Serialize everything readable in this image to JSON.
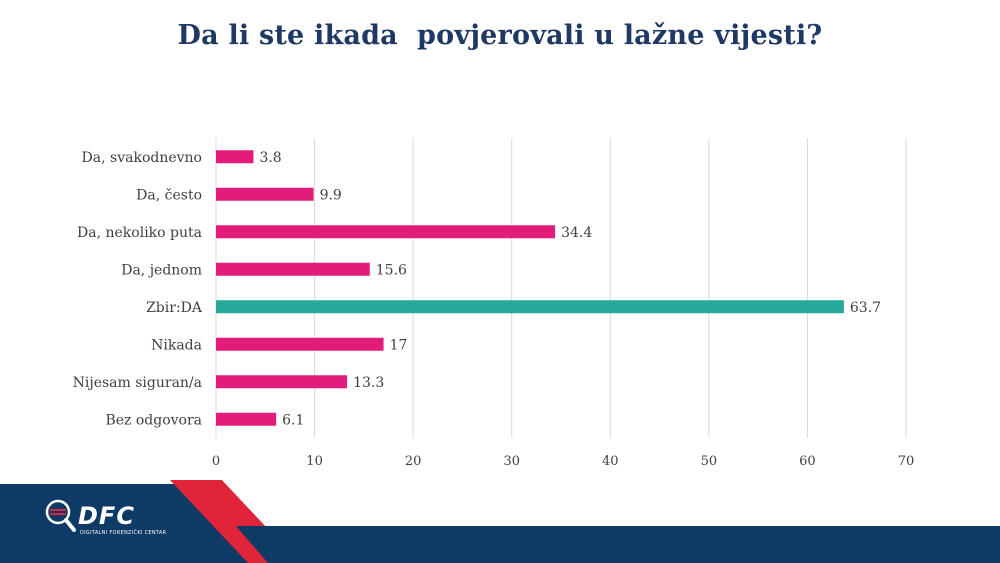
{
  "title": "Da li ste ikada  povjerovali u lažne vijesti?",
  "logo": {
    "name": "DFC",
    "subtitle": "DIGITALNI FORENZIČKI CENTAR"
  },
  "colors": {
    "bar": "#e31b7a",
    "highlight": "#26a89a",
    "title": "#1f3864",
    "navy": "#0e3a66",
    "red": "#e0243a"
  },
  "chart_data": {
    "type": "bar",
    "orientation": "horizontal",
    "title": "Da li ste ikada  povjerovali u lažne vijesti?",
    "categories": [
      "Da, svakodnevno",
      "Da, često",
      "Da, nekoliko puta",
      "Da, jednom",
      "Zbir:DA",
      "Nikada",
      "Nijesam siguran/a",
      "Bez odgovora"
    ],
    "values": [
      3.8,
      9.9,
      34.4,
      15.6,
      63.7,
      17,
      13.3,
      6.1
    ],
    "value_labels": [
      "3.8",
      "9.9",
      "34.4",
      "15.6",
      "63.7",
      "17",
      "13.3",
      "6.1"
    ],
    "highlight": "Zbir:DA",
    "xlim": [
      0,
      70
    ],
    "xticks": [
      "0",
      "10",
      "20",
      "30",
      "40",
      "50",
      "60",
      "70"
    ],
    "grid": true,
    "xlabel": "",
    "ylabel": ""
  }
}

### WHAT IS BEING ASKED
From the data above, show each line that contains "povjerovali".

### FULL ANSWER
  "title": "Da li ste ikada  povjerovali u lažne vijesti?",
    "title": "Da li ste ikada  povjerovali u lažne vijesti?",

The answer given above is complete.